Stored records
** BEGIN **
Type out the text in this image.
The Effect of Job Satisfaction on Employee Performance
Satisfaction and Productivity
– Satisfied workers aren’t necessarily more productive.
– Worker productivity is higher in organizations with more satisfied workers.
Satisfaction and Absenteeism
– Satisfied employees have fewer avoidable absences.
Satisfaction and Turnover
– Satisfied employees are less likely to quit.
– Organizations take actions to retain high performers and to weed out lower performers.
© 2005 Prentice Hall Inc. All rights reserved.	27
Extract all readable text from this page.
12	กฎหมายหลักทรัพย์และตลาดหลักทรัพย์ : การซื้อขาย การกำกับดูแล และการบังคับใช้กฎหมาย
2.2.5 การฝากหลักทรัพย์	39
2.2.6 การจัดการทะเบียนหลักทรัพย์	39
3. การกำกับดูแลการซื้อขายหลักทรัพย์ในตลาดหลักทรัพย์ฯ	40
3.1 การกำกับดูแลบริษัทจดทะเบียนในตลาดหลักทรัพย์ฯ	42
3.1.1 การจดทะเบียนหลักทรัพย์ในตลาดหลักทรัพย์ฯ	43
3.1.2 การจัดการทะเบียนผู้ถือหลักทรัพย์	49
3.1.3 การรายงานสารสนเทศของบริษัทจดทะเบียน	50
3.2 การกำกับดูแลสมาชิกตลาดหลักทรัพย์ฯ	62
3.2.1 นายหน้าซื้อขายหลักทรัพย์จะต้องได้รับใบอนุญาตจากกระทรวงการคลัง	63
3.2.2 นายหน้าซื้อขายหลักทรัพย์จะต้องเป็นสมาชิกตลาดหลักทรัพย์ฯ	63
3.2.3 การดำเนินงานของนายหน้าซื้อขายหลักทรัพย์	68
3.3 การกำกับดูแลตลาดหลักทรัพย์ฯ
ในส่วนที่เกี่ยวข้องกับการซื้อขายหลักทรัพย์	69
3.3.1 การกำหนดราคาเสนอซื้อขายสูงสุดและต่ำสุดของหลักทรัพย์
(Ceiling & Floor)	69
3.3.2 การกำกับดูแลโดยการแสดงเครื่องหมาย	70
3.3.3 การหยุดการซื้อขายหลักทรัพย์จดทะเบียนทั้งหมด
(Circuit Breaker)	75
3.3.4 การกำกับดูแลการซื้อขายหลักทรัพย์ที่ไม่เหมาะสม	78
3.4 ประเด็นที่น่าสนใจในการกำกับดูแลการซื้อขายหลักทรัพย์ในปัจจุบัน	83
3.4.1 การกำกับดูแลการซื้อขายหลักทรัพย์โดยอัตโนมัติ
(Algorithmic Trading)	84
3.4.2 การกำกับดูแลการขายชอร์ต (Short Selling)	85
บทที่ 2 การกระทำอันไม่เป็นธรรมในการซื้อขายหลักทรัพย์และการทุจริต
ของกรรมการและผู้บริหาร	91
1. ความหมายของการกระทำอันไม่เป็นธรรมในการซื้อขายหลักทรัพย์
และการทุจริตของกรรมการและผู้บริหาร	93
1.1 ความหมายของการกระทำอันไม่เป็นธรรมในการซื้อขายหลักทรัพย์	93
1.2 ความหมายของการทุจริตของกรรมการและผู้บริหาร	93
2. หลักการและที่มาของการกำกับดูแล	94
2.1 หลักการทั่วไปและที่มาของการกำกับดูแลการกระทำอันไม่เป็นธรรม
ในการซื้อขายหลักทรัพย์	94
** END **
* **Written exercise**: Copy each line of the listing in which the word "text" can be found.

* **Completed exercise**:
Type out the text in this image.
Extract all readable text from this page.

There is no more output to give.